Input records>
▶

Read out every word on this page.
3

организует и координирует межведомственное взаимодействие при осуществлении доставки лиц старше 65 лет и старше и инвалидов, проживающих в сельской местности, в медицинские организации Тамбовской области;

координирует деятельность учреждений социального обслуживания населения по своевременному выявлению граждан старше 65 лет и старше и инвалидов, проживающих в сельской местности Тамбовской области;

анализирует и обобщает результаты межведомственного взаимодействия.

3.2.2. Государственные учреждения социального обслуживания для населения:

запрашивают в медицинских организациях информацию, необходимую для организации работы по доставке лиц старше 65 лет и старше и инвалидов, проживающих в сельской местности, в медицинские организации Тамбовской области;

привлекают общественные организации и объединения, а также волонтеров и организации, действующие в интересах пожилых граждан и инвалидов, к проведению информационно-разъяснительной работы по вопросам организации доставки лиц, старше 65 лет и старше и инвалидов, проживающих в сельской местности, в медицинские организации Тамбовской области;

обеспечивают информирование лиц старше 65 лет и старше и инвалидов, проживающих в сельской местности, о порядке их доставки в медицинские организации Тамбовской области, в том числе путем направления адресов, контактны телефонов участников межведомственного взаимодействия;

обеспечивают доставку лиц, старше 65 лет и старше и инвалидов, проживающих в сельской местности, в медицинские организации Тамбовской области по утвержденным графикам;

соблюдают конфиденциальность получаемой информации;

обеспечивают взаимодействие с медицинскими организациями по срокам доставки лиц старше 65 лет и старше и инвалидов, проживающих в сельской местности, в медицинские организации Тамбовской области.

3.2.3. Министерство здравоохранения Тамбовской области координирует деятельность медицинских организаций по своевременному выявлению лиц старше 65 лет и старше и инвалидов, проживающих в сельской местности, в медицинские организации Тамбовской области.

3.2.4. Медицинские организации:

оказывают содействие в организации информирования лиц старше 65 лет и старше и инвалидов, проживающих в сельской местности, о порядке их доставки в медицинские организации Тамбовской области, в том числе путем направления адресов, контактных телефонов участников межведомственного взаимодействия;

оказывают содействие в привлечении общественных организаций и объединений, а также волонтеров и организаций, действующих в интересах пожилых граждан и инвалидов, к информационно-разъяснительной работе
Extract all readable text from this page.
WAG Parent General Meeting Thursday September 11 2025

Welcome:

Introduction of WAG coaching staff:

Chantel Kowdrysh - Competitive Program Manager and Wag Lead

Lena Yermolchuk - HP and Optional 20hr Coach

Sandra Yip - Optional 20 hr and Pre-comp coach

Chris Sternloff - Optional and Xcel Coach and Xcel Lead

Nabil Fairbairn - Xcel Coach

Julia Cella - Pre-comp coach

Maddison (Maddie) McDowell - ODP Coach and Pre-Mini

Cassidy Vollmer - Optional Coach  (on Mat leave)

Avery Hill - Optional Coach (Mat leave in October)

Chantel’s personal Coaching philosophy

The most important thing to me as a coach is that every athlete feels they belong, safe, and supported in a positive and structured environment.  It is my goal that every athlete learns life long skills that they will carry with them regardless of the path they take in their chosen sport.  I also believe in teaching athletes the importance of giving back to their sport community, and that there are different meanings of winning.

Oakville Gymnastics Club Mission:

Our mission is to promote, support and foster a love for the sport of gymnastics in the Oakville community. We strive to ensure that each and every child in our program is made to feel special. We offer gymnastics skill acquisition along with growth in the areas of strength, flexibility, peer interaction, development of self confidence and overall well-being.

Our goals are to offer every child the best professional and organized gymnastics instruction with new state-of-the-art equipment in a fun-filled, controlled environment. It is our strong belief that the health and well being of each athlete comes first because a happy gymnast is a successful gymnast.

◀

Do this>
Copy every line above in which the string "выявлению" shows up.

Solution to this exercise>
координирует деятельность учреждений социального обслуживания населения по своевременному выявлению граждан старше 65 лет и старше и инвалидов, проживающих в сельской местности Тамбовской области;
3.2.3. Министерство здравоохранения Тамбовской области координирует деятельность медицинских организаций по своевременному выявлению лиц старше 65 лет и старше и инвалидов, проживающих в сельской местности, в медицинские организации Тамбовской области.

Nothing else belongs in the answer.